• _Task_
Search the material for "upper" and show all lines that contain it.

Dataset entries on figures
________________

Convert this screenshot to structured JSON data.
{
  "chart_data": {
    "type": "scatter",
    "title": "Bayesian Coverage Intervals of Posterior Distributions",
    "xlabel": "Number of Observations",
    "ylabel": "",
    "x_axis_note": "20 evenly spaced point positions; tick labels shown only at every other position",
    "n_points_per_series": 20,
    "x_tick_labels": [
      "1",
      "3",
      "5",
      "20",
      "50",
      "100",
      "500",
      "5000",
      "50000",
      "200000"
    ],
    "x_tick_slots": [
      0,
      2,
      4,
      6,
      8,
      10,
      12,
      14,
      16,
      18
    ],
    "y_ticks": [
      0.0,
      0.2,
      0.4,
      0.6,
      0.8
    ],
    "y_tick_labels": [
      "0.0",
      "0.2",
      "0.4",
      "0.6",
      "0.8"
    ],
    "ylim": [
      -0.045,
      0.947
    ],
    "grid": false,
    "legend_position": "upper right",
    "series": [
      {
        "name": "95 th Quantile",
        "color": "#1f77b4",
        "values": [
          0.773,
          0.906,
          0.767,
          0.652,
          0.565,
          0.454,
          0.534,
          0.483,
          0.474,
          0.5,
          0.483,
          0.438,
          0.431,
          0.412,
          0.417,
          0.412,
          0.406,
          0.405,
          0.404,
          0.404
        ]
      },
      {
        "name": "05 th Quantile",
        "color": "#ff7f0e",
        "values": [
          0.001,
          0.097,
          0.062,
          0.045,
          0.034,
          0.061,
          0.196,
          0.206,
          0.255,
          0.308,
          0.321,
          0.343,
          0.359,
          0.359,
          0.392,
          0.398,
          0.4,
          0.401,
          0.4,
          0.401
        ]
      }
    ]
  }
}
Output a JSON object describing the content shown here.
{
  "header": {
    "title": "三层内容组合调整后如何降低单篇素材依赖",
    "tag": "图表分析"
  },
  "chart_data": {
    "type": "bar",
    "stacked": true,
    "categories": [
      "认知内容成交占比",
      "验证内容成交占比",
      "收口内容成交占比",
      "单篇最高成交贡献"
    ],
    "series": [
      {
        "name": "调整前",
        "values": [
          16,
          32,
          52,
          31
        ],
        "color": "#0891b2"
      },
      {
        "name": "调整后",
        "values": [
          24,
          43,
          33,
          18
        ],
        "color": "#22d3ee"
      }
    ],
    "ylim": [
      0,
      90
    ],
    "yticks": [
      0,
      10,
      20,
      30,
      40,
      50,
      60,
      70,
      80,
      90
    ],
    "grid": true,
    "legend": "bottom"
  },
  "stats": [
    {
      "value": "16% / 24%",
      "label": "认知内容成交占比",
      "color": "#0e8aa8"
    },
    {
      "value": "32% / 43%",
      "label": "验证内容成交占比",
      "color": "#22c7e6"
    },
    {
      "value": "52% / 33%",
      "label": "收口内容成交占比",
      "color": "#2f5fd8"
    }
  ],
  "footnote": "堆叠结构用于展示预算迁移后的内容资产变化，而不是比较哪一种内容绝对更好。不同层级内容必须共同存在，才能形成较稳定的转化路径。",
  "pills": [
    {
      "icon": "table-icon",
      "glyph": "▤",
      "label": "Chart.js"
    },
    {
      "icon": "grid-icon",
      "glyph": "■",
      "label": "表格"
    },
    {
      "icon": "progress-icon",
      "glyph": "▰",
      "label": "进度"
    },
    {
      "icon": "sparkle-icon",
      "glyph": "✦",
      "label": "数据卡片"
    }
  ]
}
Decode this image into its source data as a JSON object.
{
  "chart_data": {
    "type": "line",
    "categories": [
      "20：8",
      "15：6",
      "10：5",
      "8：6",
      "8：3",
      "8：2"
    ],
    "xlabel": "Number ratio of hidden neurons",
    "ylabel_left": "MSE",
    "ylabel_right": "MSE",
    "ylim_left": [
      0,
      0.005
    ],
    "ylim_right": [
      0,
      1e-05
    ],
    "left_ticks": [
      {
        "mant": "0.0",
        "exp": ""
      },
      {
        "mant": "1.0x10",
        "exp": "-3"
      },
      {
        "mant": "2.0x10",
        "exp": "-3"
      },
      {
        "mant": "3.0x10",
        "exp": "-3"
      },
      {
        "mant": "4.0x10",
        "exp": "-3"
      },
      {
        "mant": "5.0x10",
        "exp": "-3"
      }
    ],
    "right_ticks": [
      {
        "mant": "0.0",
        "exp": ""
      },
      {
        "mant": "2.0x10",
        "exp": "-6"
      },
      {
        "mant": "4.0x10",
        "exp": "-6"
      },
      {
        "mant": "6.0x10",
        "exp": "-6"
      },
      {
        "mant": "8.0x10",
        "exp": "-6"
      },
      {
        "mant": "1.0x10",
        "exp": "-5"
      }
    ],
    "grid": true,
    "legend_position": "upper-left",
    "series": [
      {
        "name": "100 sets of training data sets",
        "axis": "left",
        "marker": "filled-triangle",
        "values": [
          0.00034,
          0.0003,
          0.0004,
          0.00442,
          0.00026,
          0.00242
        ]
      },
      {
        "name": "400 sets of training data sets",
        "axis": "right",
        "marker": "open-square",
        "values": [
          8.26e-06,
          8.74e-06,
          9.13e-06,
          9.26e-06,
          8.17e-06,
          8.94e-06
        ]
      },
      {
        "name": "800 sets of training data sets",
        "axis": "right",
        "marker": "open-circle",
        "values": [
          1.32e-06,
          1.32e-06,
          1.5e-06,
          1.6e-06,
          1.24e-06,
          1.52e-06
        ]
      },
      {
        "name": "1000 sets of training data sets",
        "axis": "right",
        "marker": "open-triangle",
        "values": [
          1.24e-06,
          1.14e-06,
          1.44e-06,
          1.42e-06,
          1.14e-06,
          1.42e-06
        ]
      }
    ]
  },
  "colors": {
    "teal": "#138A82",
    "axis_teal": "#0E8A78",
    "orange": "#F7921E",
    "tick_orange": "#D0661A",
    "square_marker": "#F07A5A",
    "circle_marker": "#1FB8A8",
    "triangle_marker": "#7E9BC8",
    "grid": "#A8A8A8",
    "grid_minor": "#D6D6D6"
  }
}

________________

• _The reply_
    "legend_position": "upper right",
    "legend_position": "upper-left",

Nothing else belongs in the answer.